### What you have to do
Reproduce every one of the lines below character for character, keeping their order and wording unchanged.

------------------------------

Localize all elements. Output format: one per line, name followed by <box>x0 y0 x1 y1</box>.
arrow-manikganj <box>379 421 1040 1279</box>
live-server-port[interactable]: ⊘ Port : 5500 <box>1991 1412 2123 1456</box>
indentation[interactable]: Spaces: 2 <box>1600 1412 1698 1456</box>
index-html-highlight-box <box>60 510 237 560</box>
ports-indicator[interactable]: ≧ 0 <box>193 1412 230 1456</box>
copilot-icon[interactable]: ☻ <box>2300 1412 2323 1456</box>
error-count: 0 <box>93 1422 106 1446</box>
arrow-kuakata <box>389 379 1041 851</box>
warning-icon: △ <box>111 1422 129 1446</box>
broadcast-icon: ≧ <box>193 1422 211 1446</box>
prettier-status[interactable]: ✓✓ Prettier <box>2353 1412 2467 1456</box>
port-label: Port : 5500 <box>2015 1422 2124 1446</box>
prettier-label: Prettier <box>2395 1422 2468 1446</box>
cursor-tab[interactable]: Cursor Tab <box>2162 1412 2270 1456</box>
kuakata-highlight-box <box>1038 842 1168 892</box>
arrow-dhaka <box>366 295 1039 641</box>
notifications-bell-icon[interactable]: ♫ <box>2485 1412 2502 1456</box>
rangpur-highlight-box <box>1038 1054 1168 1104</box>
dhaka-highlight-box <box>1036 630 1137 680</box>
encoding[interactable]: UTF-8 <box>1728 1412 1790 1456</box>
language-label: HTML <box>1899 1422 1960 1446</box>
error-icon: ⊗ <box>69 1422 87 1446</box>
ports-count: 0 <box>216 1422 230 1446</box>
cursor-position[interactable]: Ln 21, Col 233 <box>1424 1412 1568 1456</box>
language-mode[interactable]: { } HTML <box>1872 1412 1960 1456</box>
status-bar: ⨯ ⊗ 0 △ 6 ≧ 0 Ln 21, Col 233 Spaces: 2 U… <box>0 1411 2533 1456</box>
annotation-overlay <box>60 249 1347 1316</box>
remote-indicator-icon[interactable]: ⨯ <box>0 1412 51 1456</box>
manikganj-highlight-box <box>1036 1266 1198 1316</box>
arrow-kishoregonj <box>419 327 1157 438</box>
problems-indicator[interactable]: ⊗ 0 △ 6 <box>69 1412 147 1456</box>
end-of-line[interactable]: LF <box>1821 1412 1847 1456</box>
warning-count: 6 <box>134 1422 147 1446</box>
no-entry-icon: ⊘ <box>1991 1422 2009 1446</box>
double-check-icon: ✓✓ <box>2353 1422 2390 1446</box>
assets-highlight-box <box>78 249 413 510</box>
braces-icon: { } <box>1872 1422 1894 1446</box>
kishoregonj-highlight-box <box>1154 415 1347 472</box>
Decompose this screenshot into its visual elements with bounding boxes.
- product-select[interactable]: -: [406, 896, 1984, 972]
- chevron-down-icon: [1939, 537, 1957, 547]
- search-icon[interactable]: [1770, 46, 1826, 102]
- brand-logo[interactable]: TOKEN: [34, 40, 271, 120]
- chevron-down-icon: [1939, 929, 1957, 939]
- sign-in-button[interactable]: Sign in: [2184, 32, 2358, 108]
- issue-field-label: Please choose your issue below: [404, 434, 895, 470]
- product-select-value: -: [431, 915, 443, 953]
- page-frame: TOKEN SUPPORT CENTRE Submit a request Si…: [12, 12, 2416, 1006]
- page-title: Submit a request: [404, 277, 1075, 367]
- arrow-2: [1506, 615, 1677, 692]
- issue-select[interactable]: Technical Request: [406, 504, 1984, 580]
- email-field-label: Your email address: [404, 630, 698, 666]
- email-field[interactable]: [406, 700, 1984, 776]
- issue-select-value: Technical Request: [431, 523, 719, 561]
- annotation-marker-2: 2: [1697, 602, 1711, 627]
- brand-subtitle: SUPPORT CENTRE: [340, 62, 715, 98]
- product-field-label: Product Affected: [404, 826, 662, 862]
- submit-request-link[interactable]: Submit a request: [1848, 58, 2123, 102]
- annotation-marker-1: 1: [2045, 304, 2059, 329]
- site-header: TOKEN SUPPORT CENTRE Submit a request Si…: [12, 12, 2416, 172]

------------------------------

### Task output
Localize all elements. Output format: one per line, name followed by <box>x0 y0 x1 y1</box>.
arrow-manikganj <box>379 421 1040 1279</box>
live-server-port[interactable]: ⊘ Port : 5500 <box>1991 1412 2123 1456</box>
indentation[interactable]: Spaces: 2 <box>1600 1412 1698 1456</box>
index-html-highlight-box <box>60 510 237 560</box>
ports-indicator[interactable]: ≧ 0 <box>193 1412 230 1456</box>
copilot-icon[interactable]: ☻ <box>2300 1412 2323 1456</box>
error-count: 0 <box>93 1422 106 1446</box>
arrow-kuakata <box>389 379 1041 851</box>
warning-icon: △ <box>111 1422 129 1446</box>
broadcast-icon: ≧ <box>193 1422 211 1446</box>
prettier-status[interactable]: ✓✓ Prettier <box>2353 1412 2467 1456</box>
port-label: Port : 5500 <box>2015 1422 2124 1446</box>
prettier-label: Prettier <box>2395 1422 2468 1446</box>
cursor-tab[interactable]: Cursor Tab <box>2162 1412 2270 1456</box>
kuakata-highlight-box <box>1038 842 1168 892</box>
arrow-dhaka <box>366 295 1039 641</box>
notifications-bell-icon[interactable]: ♫ <box>2485 1412 2502 1456</box>
rangpur-highlight-box <box>1038 1054 1168 1104</box>
dhaka-highlight-box <box>1036 630 1137 680</box>
encoding[interactable]: UTF-8 <box>1728 1412 1790 1456</box>
language-label: HTML <box>1899 1422 1960 1446</box>
error-icon: ⊗ <box>69 1422 87 1446</box>
ports-count: 0 <box>216 1422 230 1446</box>
cursor-position[interactable]: Ln 21, Col 233 <box>1424 1412 1568 1456</box>
language-mode[interactable]: { } HTML <box>1872 1412 1960 1456</box>
status-bar: ⨯ ⊗ 0 △ 6 ≧ 0 Ln 21, Col 233 Spaces: 2 U… <box>0 1411 2533 1456</box>
annotation-overlay <box>60 249 1347 1316</box>
remote-indicator-icon[interactable]: ⨯ <box>0 1412 51 1456</box>
manikganj-highlight-box <box>1036 1266 1198 1316</box>
arrow-kishoregonj <box>419 327 1157 438</box>
problems-indicator[interactable]: ⊗ 0 △ 6 <box>69 1412 147 1456</box>
end-of-line[interactable]: LF <box>1821 1412 1847 1456</box>
warning-count: 6 <box>134 1422 147 1446</box>
no-entry-icon: ⊘ <box>1991 1422 2009 1446</box>
double-check-icon: ✓✓ <box>2353 1422 2390 1446</box>
assets-highlight-box <box>78 249 413 510</box>
braces-icon: { } <box>1872 1422 1894 1446</box>
kishoregonj-highlight-box <box>1154 415 1347 472</box>
Decompose this screenshot into its visual elements with bounding boxes.
- product-select[interactable]: -: [406, 896, 1984, 972]
- chevron-down-icon: [1939, 537, 1957, 547]
- search-icon[interactable]: [1770, 46, 1826, 102]
- brand-logo[interactable]: TOKEN: [34, 40, 271, 120]
- chevron-down-icon: [1939, 929, 1957, 939]
- sign-in-button[interactable]: Sign in: [2184, 32, 2358, 108]
- issue-field-label: Please choose your issue below: [404, 434, 895, 470]
- product-select-value: -: [431, 915, 443, 953]
- page-frame: TOKEN SUPPORT CENTRE Submit a request Si…: [12, 12, 2416, 1006]
- page-title: Submit a request: [404, 277, 1075, 367]
- arrow-2: [1506, 615, 1677, 692]
- issue-select[interactable]: Technical Request: [406, 504, 1984, 580]
- email-field-label: Your email address: [404, 630, 698, 666]
- email-field[interactable]: [406, 700, 1984, 776]
- issue-select-value: Technical Request: [431, 523, 719, 561]
- annotation-marker-2: 2: [1697, 602, 1711, 627]
- brand-subtitle: SUPPORT CENTRE: [340, 62, 715, 98]
- product-field-label: Product Affected: [404, 826, 662, 862]
- submit-request-link[interactable]: Submit a request: [1848, 58, 2123, 102]
- annotation-marker-1: 1: [2045, 304, 2059, 329]
- site-header: TOKEN SUPPORT CENTRE Submit a request Si…: [12, 12, 2416, 172]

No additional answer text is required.